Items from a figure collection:

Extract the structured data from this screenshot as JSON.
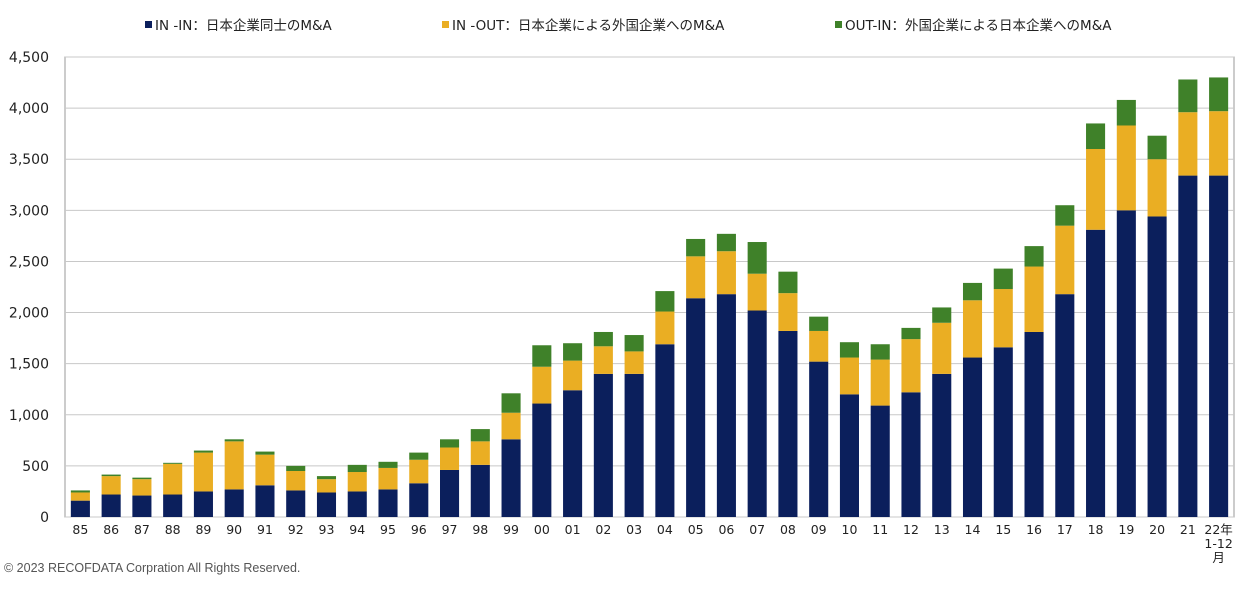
{
  "chart_data": {
    "type": "bar",
    "stacked": true,
    "categories": [
      "85",
      "86",
      "87",
      "88",
      "89",
      "90",
      "91",
      "92",
      "93",
      "94",
      "95",
      "96",
      "97",
      "98",
      "99",
      "00",
      "01",
      "02",
      "03",
      "04",
      "05",
      "06",
      "07",
      "08",
      "09",
      "10",
      "11",
      "12",
      "13",
      "14",
      "15",
      "16",
      "17",
      "18",
      "19",
      "20",
      "21",
      "22年 1-12 月"
    ],
    "series": [
      {
        "name": "IN -IN：日本企業同士のM&A",
        "color": "#0b1f5c",
        "values": [
          160,
          220,
          210,
          220,
          250,
          270,
          310,
          260,
          240,
          250,
          270,
          330,
          460,
          510,
          760,
          1110,
          1240,
          1400,
          1400,
          1690,
          2140,
          2180,
          2020,
          1820,
          1520,
          1200,
          1090,
          1220,
          1400,
          1560,
          1660,
          1810,
          2180,
          2810,
          3000,
          2940,
          3340,
          3340
        ]
      },
      {
        "name": "IN -OUT：日本企業による外国企業へのM&A",
        "color": "#eaae23",
        "values": [
          80,
          180,
          160,
          300,
          380,
          470,
          300,
          190,
          130,
          190,
          210,
          230,
          220,
          230,
          260,
          360,
          290,
          270,
          220,
          320,
          410,
          420,
          360,
          370,
          300,
          360,
          450,
          520,
          500,
          560,
          570,
          640,
          670,
          790,
          830,
          560,
          620,
          630
        ]
      },
      {
        "name": "OUT-IN：外国企業による日本企業へのM&A",
        "color": "#3f8129",
        "values": [
          20,
          15,
          15,
          10,
          20,
          20,
          30,
          50,
          30,
          70,
          60,
          70,
          80,
          120,
          190,
          210,
          170,
          140,
          160,
          200,
          170,
          170,
          310,
          210,
          140,
          150,
          150,
          110,
          150,
          170,
          200,
          200,
          200,
          250,
          250,
          230,
          320,
          330
        ]
      }
    ],
    "yticks": [
      "0",
      "500",
      "1,000",
      "1,500",
      "2,000",
      "2,500",
      "3,000",
      "3,500",
      "4,000",
      "4,500"
    ],
    "ylim": [
      0,
      4500
    ],
    "grid": true,
    "legend_position": "top"
  },
  "footer": {
    "copyright": "© 2023 RECOFDATA Corpration All Rights Reserved."
  }
}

- _Your goal_: Only the number is wanted: how many lines contain the string "color"?

- _Response_: 3